THE REQUEST:
Identify the lines that contain the word "screenshot" and copy each one.

::::

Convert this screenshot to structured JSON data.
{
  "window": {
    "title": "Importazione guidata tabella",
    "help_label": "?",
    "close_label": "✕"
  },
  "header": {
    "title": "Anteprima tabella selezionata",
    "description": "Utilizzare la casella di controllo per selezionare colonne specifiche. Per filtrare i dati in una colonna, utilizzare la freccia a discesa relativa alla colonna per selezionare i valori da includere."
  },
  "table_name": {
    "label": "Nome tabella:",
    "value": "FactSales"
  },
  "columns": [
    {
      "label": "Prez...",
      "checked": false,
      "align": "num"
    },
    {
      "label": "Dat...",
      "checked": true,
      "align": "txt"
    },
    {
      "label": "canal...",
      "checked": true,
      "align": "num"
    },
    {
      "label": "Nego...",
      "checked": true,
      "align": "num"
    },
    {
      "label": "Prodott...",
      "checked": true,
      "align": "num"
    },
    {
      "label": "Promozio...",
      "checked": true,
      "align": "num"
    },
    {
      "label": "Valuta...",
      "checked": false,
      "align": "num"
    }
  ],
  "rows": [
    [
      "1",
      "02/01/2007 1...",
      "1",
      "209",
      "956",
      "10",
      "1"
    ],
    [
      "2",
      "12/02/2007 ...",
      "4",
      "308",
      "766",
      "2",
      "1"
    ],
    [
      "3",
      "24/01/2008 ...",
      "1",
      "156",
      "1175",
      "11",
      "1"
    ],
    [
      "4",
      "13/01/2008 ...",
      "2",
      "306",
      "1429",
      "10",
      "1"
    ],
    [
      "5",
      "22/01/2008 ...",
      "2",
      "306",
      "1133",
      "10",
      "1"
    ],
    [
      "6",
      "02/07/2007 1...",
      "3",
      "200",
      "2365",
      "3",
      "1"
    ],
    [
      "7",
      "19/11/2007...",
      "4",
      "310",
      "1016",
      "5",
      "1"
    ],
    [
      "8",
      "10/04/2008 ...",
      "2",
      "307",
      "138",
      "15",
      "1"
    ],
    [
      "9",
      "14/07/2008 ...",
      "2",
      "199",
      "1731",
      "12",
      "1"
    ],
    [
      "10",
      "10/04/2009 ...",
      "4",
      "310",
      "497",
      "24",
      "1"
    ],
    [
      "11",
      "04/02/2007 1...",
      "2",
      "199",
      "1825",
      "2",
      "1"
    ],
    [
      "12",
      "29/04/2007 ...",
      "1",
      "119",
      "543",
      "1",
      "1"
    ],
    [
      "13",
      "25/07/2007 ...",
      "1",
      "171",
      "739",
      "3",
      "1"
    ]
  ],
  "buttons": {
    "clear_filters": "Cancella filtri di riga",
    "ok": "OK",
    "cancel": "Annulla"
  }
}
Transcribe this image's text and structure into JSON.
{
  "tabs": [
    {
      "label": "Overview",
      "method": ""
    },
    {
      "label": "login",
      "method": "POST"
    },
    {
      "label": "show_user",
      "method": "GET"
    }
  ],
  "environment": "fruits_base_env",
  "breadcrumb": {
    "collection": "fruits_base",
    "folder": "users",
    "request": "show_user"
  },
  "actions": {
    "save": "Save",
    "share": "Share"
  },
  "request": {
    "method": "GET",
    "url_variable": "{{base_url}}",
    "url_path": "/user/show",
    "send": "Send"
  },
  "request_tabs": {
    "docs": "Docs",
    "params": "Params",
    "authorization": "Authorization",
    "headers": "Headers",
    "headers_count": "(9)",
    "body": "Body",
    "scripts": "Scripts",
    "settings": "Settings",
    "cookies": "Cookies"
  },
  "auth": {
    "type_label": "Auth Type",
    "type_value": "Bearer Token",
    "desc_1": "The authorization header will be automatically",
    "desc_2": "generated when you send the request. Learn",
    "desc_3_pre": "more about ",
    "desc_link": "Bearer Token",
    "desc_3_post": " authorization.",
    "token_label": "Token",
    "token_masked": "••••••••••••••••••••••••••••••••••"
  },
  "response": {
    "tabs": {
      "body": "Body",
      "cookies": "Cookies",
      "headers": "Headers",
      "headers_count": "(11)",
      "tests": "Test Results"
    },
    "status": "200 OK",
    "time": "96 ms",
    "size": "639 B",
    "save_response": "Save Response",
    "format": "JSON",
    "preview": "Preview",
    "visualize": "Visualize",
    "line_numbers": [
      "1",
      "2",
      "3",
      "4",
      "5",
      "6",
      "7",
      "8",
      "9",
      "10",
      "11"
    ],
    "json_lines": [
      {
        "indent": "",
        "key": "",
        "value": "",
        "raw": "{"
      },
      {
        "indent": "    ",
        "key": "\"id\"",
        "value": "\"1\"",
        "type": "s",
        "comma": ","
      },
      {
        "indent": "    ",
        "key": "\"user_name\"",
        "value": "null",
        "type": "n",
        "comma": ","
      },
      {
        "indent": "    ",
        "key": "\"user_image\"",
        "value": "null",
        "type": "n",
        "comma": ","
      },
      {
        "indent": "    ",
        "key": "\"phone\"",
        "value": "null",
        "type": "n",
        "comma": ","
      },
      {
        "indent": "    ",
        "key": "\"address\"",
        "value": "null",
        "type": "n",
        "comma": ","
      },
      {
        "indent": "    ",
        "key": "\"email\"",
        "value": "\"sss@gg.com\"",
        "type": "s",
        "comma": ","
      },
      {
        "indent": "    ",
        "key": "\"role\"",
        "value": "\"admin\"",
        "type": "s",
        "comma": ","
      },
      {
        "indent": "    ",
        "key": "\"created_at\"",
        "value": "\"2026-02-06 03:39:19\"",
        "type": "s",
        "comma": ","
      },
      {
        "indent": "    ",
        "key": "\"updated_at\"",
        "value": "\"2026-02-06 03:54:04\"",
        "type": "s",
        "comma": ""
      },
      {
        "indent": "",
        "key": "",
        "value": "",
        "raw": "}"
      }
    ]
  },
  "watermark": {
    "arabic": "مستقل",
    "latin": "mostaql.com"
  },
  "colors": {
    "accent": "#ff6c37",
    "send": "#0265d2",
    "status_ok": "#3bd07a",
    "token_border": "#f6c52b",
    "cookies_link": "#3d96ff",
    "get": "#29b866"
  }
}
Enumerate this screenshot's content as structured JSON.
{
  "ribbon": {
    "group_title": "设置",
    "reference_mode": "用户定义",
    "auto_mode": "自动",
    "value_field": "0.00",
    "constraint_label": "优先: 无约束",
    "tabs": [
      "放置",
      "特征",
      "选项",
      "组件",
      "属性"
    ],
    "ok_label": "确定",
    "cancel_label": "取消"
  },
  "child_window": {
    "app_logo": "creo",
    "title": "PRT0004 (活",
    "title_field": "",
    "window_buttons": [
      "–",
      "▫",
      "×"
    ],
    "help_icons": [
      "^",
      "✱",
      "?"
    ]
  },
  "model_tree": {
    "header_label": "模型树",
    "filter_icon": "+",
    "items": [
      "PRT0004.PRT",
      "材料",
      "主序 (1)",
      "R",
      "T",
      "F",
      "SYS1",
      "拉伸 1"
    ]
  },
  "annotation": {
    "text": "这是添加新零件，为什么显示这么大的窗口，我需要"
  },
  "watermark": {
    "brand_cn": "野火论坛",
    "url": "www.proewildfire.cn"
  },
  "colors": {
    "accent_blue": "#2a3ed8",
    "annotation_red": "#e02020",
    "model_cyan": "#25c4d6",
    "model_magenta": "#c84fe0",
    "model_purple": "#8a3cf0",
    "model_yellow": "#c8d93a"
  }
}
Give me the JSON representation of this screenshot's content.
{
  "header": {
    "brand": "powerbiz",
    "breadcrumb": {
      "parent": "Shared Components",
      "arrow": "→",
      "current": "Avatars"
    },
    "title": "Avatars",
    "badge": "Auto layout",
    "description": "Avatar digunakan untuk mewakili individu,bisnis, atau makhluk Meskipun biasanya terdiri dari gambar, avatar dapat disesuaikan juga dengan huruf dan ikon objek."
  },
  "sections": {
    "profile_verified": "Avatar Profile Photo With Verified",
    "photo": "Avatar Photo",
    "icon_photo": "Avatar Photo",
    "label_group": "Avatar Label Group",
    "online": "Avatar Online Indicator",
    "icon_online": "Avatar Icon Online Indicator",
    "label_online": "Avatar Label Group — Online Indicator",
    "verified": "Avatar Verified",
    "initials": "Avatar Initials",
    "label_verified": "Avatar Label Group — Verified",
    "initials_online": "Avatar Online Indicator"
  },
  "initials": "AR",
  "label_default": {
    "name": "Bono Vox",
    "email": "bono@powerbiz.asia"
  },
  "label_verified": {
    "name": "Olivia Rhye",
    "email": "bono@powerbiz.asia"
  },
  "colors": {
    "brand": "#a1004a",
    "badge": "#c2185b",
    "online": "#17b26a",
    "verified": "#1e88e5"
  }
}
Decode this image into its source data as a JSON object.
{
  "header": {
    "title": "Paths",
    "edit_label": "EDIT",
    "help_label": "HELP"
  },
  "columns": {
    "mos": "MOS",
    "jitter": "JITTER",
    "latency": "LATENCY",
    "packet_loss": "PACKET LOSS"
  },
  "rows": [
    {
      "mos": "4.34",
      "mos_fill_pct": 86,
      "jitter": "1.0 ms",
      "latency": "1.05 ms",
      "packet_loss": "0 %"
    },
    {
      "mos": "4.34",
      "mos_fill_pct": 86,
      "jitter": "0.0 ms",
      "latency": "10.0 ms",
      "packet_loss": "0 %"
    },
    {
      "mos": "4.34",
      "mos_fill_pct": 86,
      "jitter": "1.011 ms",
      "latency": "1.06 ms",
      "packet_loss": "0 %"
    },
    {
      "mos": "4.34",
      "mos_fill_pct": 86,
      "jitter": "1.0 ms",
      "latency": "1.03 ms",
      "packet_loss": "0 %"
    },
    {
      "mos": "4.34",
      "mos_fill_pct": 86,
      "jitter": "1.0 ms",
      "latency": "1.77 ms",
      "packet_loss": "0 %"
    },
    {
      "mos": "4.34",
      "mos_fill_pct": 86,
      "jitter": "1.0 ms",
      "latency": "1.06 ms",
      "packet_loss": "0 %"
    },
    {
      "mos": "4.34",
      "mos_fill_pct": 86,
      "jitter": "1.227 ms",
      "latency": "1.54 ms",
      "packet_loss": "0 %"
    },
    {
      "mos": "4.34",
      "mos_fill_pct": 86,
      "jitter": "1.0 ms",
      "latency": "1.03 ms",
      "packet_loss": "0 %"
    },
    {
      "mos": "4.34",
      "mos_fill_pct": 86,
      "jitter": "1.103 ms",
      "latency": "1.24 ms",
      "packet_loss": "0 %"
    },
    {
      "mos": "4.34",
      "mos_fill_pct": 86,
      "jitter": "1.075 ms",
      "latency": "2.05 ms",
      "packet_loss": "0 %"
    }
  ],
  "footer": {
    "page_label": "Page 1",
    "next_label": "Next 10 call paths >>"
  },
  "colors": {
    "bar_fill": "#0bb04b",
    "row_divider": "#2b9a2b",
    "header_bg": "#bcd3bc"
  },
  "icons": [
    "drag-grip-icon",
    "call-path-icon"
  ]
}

::::

SOLUTION:
Convert this screenshot to structured JSON data.
Enumerate this screenshot's content as structured JSON.
Give me the JSON representation of this screenshot's content.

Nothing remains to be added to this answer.